DATASET RECORDS =
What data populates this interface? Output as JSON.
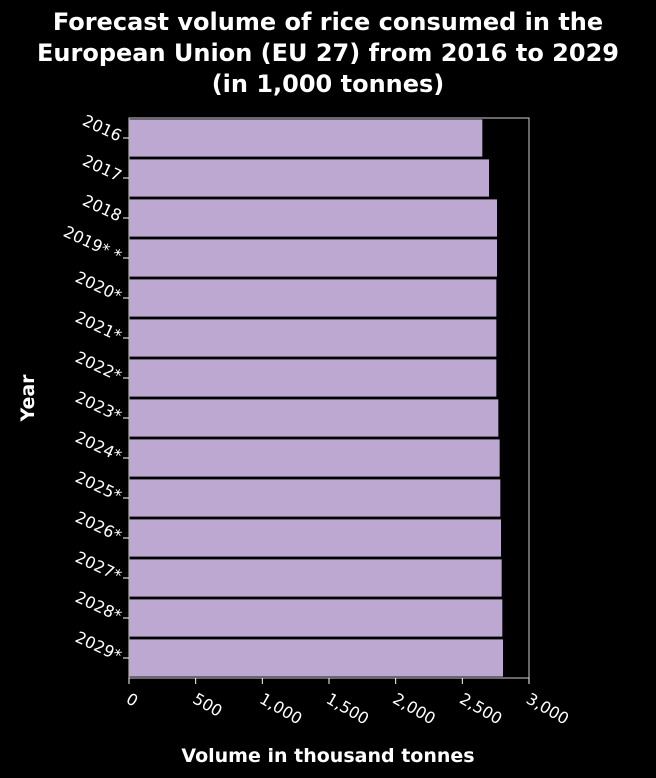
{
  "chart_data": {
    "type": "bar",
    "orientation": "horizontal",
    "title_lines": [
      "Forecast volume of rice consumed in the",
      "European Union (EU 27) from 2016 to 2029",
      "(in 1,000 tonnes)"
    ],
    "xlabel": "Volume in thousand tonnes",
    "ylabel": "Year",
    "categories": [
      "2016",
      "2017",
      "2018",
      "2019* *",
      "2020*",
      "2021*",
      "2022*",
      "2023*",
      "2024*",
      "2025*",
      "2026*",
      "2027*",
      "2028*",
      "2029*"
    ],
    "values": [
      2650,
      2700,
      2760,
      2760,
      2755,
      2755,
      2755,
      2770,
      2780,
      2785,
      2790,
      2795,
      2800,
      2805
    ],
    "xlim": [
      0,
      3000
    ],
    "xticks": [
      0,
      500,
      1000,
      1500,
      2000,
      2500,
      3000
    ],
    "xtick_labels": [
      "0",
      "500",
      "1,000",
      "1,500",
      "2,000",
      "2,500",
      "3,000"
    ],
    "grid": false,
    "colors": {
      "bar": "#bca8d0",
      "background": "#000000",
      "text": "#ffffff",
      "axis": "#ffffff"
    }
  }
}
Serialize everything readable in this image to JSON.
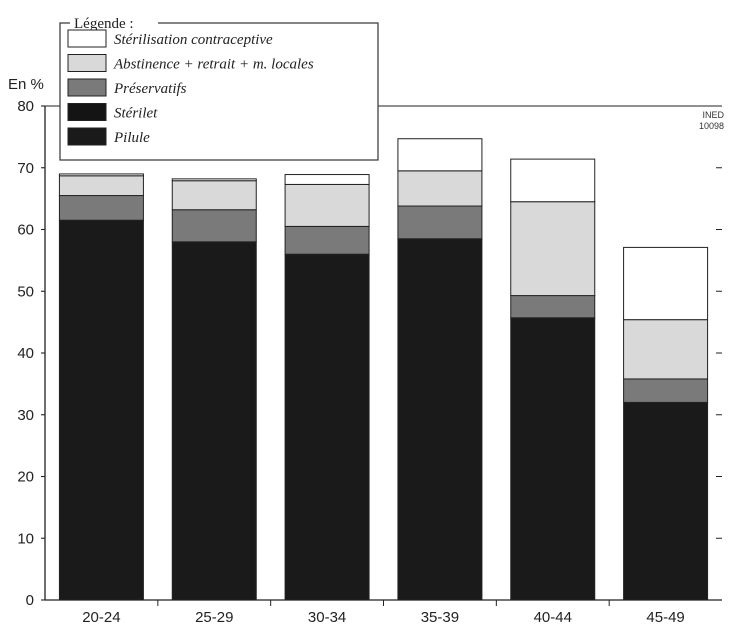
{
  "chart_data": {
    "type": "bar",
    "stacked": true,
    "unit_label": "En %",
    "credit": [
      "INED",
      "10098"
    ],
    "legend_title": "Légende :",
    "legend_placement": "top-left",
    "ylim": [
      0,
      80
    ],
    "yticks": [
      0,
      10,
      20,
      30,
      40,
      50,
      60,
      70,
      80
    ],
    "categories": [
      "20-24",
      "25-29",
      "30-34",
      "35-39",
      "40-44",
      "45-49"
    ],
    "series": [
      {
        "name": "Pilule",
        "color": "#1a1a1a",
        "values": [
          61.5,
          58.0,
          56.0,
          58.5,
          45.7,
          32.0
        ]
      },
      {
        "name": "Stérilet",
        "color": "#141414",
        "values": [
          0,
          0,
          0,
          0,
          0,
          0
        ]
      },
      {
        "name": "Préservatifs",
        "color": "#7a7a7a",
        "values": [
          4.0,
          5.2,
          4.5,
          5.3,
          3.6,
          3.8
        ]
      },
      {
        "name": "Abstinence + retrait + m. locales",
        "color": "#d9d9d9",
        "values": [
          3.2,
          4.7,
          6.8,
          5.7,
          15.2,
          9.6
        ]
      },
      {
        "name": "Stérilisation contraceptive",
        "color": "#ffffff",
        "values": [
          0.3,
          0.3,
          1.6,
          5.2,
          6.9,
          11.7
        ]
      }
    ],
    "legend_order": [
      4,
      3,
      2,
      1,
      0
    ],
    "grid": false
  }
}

* * *

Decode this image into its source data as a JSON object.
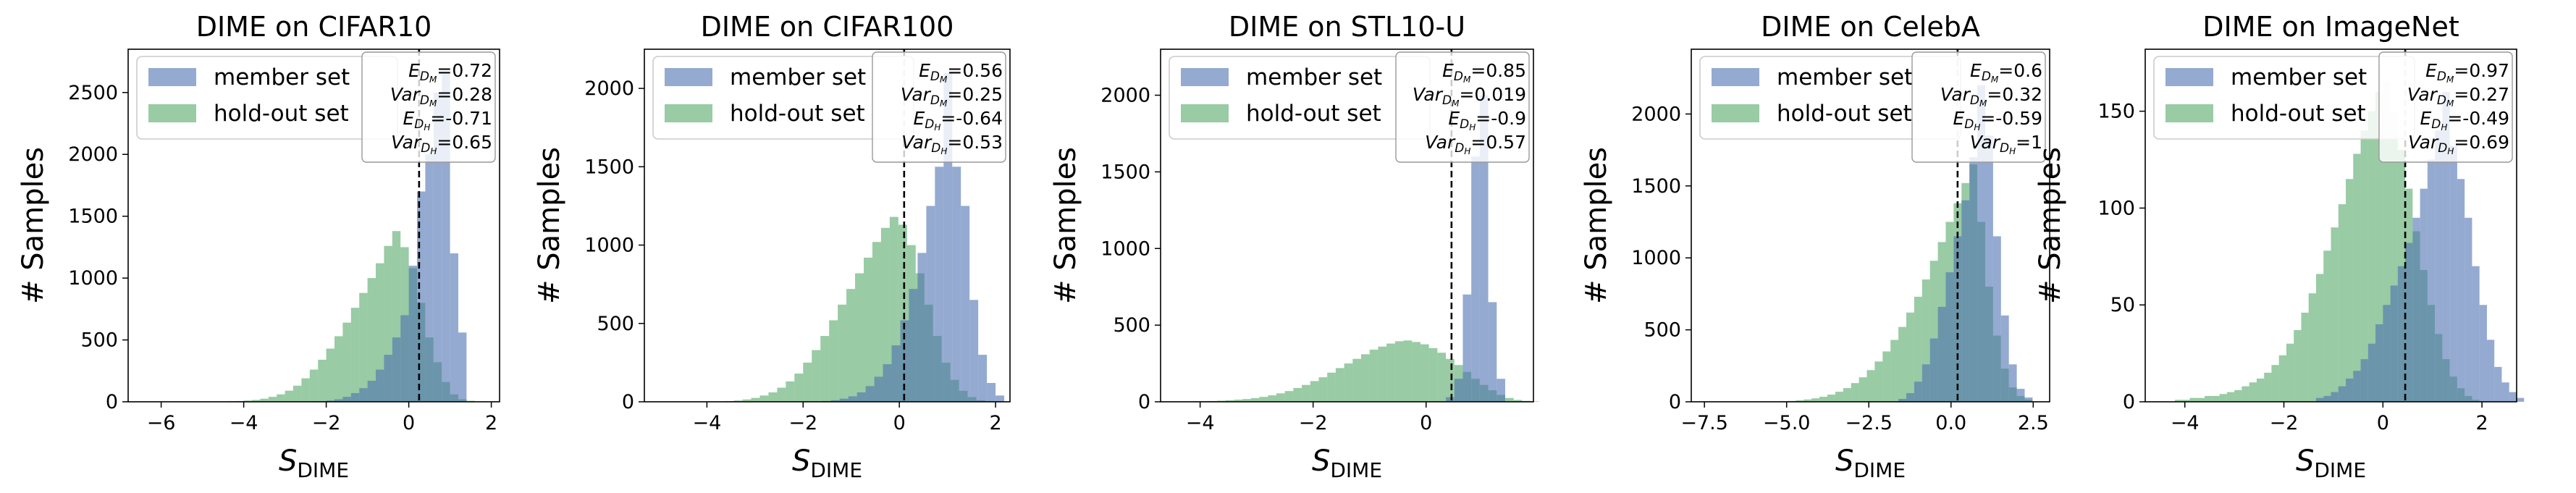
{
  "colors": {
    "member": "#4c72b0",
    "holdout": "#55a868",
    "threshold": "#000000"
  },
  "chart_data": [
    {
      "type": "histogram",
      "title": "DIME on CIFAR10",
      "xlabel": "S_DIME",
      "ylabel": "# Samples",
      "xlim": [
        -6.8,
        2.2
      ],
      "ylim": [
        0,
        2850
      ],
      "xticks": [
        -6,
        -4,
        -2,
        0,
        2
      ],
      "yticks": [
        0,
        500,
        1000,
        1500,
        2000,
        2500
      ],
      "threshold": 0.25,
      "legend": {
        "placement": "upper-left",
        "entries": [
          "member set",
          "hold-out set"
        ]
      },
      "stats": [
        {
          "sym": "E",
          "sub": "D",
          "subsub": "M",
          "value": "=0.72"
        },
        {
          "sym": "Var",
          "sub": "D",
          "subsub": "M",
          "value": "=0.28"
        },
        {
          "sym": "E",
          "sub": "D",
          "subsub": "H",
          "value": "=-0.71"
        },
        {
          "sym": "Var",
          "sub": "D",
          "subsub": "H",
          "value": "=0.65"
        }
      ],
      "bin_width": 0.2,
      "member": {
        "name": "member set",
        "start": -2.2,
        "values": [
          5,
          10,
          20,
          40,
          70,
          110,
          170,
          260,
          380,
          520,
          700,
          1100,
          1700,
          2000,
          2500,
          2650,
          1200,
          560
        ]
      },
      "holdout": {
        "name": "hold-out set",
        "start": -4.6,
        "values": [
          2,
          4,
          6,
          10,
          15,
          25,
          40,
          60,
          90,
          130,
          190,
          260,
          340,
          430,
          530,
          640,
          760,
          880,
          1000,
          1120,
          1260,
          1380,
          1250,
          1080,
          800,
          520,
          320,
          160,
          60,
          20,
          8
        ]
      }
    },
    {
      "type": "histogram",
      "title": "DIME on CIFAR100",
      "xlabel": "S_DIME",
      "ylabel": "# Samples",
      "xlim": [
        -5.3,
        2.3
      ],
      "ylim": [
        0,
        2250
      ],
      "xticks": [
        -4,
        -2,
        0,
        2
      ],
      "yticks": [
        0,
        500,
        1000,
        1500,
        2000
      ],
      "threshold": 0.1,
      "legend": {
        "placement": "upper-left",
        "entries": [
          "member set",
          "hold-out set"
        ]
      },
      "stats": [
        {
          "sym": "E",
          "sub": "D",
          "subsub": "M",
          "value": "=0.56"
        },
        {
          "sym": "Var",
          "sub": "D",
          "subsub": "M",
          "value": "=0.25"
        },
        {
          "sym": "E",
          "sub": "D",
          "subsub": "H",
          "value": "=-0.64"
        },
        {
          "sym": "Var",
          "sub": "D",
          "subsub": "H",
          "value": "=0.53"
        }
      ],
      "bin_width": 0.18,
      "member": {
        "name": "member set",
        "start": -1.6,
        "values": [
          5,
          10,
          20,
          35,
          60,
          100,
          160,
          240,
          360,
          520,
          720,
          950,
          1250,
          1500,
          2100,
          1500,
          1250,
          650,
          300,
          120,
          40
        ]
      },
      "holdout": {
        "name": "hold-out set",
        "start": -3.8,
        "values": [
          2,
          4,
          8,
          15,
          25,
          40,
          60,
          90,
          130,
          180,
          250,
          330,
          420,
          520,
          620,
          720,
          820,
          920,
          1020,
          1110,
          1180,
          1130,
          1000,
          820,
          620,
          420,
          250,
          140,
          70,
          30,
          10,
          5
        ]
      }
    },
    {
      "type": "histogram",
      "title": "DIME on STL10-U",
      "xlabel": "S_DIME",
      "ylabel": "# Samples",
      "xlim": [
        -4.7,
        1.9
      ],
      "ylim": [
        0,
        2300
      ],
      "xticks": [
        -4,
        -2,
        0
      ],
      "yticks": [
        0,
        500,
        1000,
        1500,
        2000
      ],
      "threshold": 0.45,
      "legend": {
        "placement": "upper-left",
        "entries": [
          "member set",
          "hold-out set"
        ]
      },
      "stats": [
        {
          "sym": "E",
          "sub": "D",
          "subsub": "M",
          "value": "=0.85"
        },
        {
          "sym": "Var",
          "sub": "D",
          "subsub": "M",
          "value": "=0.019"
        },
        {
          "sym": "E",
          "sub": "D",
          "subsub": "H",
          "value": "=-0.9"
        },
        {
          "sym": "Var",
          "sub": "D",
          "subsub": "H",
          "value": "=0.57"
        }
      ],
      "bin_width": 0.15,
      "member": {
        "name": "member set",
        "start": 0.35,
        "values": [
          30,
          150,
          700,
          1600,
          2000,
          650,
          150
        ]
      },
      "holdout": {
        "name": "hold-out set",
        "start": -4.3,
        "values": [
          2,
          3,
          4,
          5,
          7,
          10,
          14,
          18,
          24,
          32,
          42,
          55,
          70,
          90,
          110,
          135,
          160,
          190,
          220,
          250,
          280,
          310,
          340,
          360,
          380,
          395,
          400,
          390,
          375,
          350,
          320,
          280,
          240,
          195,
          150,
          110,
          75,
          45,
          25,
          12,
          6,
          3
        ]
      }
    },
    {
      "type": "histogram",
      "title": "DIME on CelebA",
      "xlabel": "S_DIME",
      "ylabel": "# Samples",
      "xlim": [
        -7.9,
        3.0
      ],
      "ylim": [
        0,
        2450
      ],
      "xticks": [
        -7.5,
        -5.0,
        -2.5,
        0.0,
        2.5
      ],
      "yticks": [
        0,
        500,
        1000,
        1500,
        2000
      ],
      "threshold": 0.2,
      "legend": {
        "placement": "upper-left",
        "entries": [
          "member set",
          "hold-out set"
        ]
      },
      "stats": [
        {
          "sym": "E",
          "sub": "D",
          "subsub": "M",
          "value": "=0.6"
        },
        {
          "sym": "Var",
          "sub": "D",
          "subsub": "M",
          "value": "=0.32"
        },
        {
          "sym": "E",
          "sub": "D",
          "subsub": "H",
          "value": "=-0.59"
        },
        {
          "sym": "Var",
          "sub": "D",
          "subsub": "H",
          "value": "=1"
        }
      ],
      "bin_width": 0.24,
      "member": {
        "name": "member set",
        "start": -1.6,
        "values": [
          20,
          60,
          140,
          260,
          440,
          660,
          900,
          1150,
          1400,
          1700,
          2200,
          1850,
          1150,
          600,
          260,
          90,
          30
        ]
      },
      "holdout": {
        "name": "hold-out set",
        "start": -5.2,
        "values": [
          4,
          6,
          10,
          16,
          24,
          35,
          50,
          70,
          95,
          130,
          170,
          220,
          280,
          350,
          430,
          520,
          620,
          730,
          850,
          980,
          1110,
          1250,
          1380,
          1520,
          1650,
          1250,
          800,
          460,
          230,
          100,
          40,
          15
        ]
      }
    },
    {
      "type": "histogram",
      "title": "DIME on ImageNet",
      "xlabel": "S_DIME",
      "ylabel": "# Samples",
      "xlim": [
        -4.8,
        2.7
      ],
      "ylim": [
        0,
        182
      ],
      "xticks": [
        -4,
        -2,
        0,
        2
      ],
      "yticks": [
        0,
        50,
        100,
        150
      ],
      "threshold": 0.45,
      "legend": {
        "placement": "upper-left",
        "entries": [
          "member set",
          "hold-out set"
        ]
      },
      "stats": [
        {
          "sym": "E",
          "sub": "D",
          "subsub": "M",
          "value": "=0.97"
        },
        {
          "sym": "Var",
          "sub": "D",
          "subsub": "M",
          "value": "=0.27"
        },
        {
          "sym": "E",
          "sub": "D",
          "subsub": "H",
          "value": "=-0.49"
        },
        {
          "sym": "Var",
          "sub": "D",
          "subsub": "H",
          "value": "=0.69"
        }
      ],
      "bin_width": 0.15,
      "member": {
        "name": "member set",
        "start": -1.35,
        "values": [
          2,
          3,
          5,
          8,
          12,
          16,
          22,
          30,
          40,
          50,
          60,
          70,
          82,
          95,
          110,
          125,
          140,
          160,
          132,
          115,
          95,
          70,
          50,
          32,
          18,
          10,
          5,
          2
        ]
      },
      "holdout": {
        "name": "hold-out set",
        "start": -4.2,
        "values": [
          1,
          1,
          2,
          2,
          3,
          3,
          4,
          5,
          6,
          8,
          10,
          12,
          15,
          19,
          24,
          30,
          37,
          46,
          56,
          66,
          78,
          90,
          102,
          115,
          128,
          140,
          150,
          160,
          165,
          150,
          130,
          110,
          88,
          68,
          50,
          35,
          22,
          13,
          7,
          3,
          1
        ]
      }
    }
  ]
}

AIM = Gather and copy every line of the data in which the string "tonnes" is found.

SOLVED EXERCISE =
      "(in 1,000 tonnes)"
    "xlabel": "Volume in thousand tonnes",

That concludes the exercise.